*Figure contents as structured data*.
============

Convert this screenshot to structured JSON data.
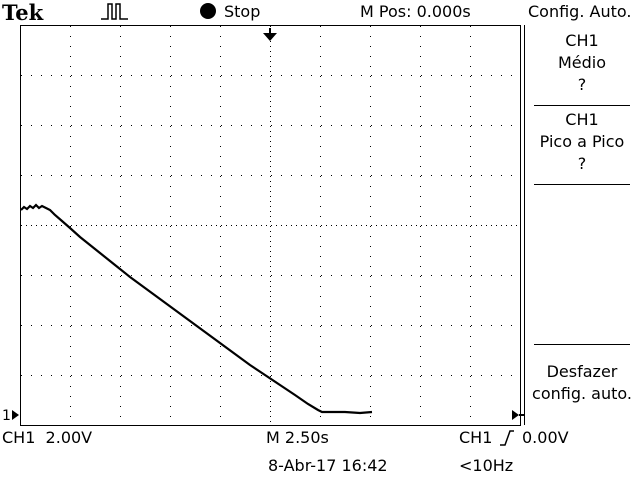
{
  "header": {
    "brand": "Tek",
    "acquire_icon": "pulse-icon",
    "run_state_icon": "stop-dot-icon",
    "run_state": "Stop",
    "horizontal_position": "M Pos: 0.000s",
    "menu_title": "Config. Auto."
  },
  "side_menu": {
    "item1": {
      "line1": "CH1",
      "line2": "Médio",
      "line3": "?"
    },
    "item2": {
      "line1": "CH1",
      "line2": "Pico a Pico",
      "line3": "?"
    },
    "item3": {
      "line1": "Desfazer",
      "line2": "config. auto."
    }
  },
  "markers": {
    "channel_ground": "1",
    "trigger_position_icon": "trigger-position-arrow-icon",
    "trigger_level_icon": "trigger-level-arrow-icon"
  },
  "footer": {
    "channel_scale": "CH1  2.00V",
    "time_scale": "M 2.50s",
    "trigger_source": "CH1",
    "trigger_slope_icon": "rising-edge-icon",
    "trigger_level": "0.00V",
    "date_time": "8-Abr-17 16:42",
    "frequency": "<10Hz"
  },
  "colors": {
    "background": "#ffffff",
    "trace": "#000000",
    "grid": "#000000"
  }
}
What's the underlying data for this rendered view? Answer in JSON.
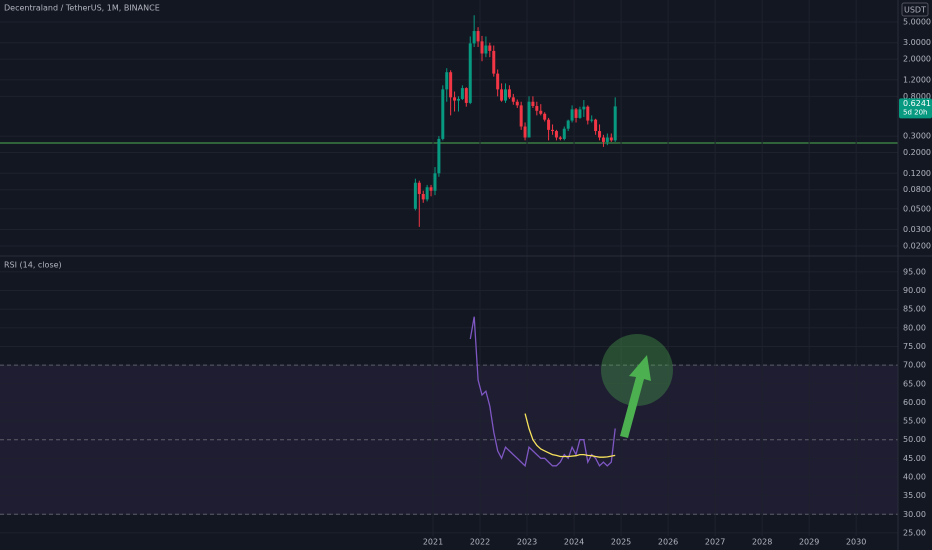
{
  "chart_data": [
    {
      "type": "candlestick",
      "title": "Decentraland / TetherUS, 1M, BINANCE",
      "currency": "USDT",
      "countdown": "5d 20h",
      "log_scale": true,
      "up_color": "#089981",
      "down_color": "#f23645",
      "x": [
        2020.625,
        2020.708,
        2020.792,
        2020.875,
        2020.958,
        2021.042,
        2021.125,
        2021.208,
        2021.292,
        2021.375,
        2021.458,
        2021.542,
        2021.625,
        2021.708,
        2021.792,
        2021.875,
        2021.958,
        2022.042,
        2022.125,
        2022.208,
        2022.292,
        2022.375,
        2022.458,
        2022.542,
        2022.625,
        2022.708,
        2022.792,
        2022.875,
        2022.958,
        2023.042,
        2023.125,
        2023.208,
        2023.292,
        2023.375,
        2023.458,
        2023.542,
        2023.625,
        2023.708,
        2023.792,
        2023.875,
        2023.958,
        2024.042,
        2024.125,
        2024.208,
        2024.292,
        2024.375,
        2024.458,
        2024.542,
        2024.625,
        2024.708,
        2024.792,
        2024.875
      ],
      "open": [
        0.05,
        0.095,
        0.072,
        0.063,
        0.085,
        0.078,
        0.12,
        0.28,
        0.95,
        1.45,
        0.78,
        0.72,
        0.75,
        0.98,
        0.68,
        2.95,
        4.0,
        3.1,
        2.3,
        2.8,
        2.45,
        1.4,
        0.95,
        0.72,
        0.95,
        0.78,
        0.7,
        0.64,
        0.38,
        0.29,
        0.7,
        0.63,
        0.56,
        0.52,
        0.45,
        0.35,
        0.34,
        0.29,
        0.28,
        0.36,
        0.44,
        0.58,
        0.47,
        0.58,
        0.62,
        0.44,
        0.45,
        0.34,
        0.29,
        0.26,
        0.29,
        0.27
      ],
      "high": [
        0.105,
        0.1,
        0.078,
        0.09,
        0.09,
        0.14,
        0.3,
        1.05,
        1.6,
        1.52,
        0.9,
        0.8,
        1.05,
        1.0,
        3.5,
        5.9,
        4.4,
        3.55,
        3.5,
        3.0,
        2.8,
        1.55,
        1.1,
        1.1,
        1.05,
        0.85,
        0.74,
        0.7,
        0.42,
        0.8,
        0.8,
        0.7,
        0.66,
        0.54,
        0.47,
        0.4,
        0.35,
        0.3,
        0.38,
        0.45,
        0.64,
        0.6,
        0.62,
        0.73,
        0.64,
        0.5,
        0.46,
        0.4,
        0.31,
        0.32,
        0.32,
        0.78
      ],
      "low": [
        0.048,
        0.032,
        0.058,
        0.06,
        0.068,
        0.07,
        0.11,
        0.27,
        0.7,
        0.5,
        0.55,
        0.55,
        0.73,
        0.62,
        0.66,
        2.7,
        2.7,
        1.9,
        2.1,
        2.1,
        1.3,
        0.8,
        0.7,
        0.68,
        0.75,
        0.65,
        0.6,
        0.35,
        0.27,
        0.29,
        0.6,
        0.5,
        0.5,
        0.43,
        0.27,
        0.31,
        0.27,
        0.27,
        0.27,
        0.34,
        0.42,
        0.42,
        0.46,
        0.48,
        0.4,
        0.42,
        0.31,
        0.27,
        0.23,
        0.24,
        0.26,
        0.26
      ],
      "close": [
        0.095,
        0.072,
        0.063,
        0.085,
        0.078,
        0.12,
        0.28,
        0.95,
        1.45,
        0.78,
        0.72,
        0.75,
        0.98,
        0.68,
        2.95,
        4.0,
        3.1,
        2.3,
        2.8,
        2.45,
        1.4,
        0.95,
        0.72,
        0.95,
        0.78,
        0.7,
        0.64,
        0.38,
        0.29,
        0.7,
        0.63,
        0.56,
        0.52,
        0.45,
        0.35,
        0.34,
        0.29,
        0.28,
        0.36,
        0.44,
        0.58,
        0.47,
        0.58,
        0.62,
        0.44,
        0.45,
        0.34,
        0.29,
        0.26,
        0.29,
        0.27,
        0.6241
      ],
      "xlim": [
        2011.79,
        2030.89
      ],
      "ylim": [
        0.016,
        8.6
      ],
      "yticks": [
        {
          "value": 5,
          "label": "5.0000"
        },
        {
          "value": 3,
          "label": "3.0000"
        },
        {
          "value": 2,
          "label": "2.0000"
        },
        {
          "value": 1.2,
          "label": "1.2000"
        },
        {
          "value": 0.8,
          "label": "0.8000"
        },
        {
          "value": 0.3,
          "label": "0.3000"
        },
        {
          "value": 0.2,
          "label": "0.2000"
        },
        {
          "value": 0.12,
          "label": "0.1200"
        },
        {
          "value": 0.08,
          "label": "0.0800"
        },
        {
          "value": 0.05,
          "label": "0.0500"
        },
        {
          "value": 0.03,
          "label": "0.0300"
        },
        {
          "value": 0.02,
          "label": "0.0200"
        }
      ],
      "horizontal_line": {
        "value": 0.253,
        "color": "#4caf50"
      },
      "grid": true
    },
    {
      "type": "line",
      "title": "RSI (14, close)",
      "x": [
        2020.625,
        2020.708,
        2020.792,
        2020.875,
        2020.958,
        2021.042,
        2021.125,
        2021.208,
        2021.292,
        2021.375,
        2021.458,
        2021.542,
        2021.625,
        2021.708,
        2021.792,
        2021.875,
        2021.958,
        2022.042,
        2022.125,
        2022.208,
        2022.292,
        2022.375,
        2022.458,
        2022.542,
        2022.625,
        2022.708,
        2022.792,
        2022.875,
        2022.958,
        2023.042,
        2023.125,
        2023.208,
        2023.292,
        2023.375,
        2023.458,
        2023.542,
        2023.625,
        2023.708,
        2023.792,
        2023.875,
        2023.958,
        2024.042,
        2024.125,
        2024.208,
        2024.292,
        2024.375,
        2024.458,
        2024.542,
        2024.625,
        2024.708,
        2024.792,
        2024.875
      ],
      "series": [
        {
          "color": "#7e57c2",
          "values": [
            null,
            null,
            null,
            null,
            null,
            null,
            null,
            null,
            null,
            null,
            null,
            null,
            null,
            null,
            77,
            83,
            66,
            62,
            63,
            59,
            52,
            47,
            45,
            48,
            47,
            46,
            45,
            44,
            43,
            48,
            47,
            46,
            45,
            45,
            44,
            43,
            43,
            44,
            46,
            45,
            48,
            46,
            50,
            50,
            44,
            46,
            45,
            43,
            44,
            43,
            44,
            53
          ]
        },
        {
          "color": "#f7e25c",
          "values": [
            null,
            null,
            null,
            null,
            null,
            null,
            null,
            null,
            null,
            null,
            null,
            null,
            null,
            null,
            null,
            null,
            null,
            null,
            null,
            null,
            null,
            null,
            null,
            null,
            null,
            null,
            null,
            null,
            57,
            53,
            50,
            48.5,
            47.5,
            47,
            46.5,
            46,
            45.8,
            45.5,
            45.5,
            45.5,
            45.6,
            45.7,
            46,
            46,
            45.8,
            45.7,
            45.5,
            45.3,
            45.3,
            45.4,
            45.6,
            45.8
          ]
        }
      ],
      "bands": [
        70,
        50,
        30
      ],
      "band_color": "#7e57c2",
      "xlim": [
        2011.79,
        2030.89
      ],
      "ylim": [
        23.1,
        99
      ],
      "xticks": [
        2021,
        2022,
        2023,
        2024,
        2025,
        2026,
        2027,
        2028,
        2029,
        2030
      ],
      "yticks": [
        {
          "value": 95,
          "label": "95.00"
        },
        {
          "value": 90,
          "label": "90.00"
        },
        {
          "value": 85,
          "label": "85.00"
        },
        {
          "value": 80,
          "label": "80.00"
        },
        {
          "value": 75,
          "label": "75.00"
        },
        {
          "value": 70,
          "label": "70.00"
        },
        {
          "value": 65,
          "label": "65.00"
        },
        {
          "value": 60,
          "label": "60.00"
        },
        {
          "value": 55,
          "label": "55.00"
        },
        {
          "value": 50,
          "label": "50.00"
        },
        {
          "value": 45,
          "label": "45.00"
        },
        {
          "value": 40,
          "label": "40.00"
        },
        {
          "value": 35,
          "label": "35.00"
        },
        {
          "value": 30,
          "label": "30.00"
        },
        {
          "value": 25,
          "label": "25.00"
        }
      ],
      "grid": true
    }
  ]
}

============

*Requirement*. Pull out each line of the listing that holds the string "icon".

*Task solution*.
    "acquire_icon": "pulse-icon",
    "run_state_icon": "stop-dot-icon",
    "trigger_position_icon": "trigger-position-arrow-icon",
    "trigger_level_icon": "trigger-level-arrow-icon"
    "trigger_slope_icon": "rising-edge-icon",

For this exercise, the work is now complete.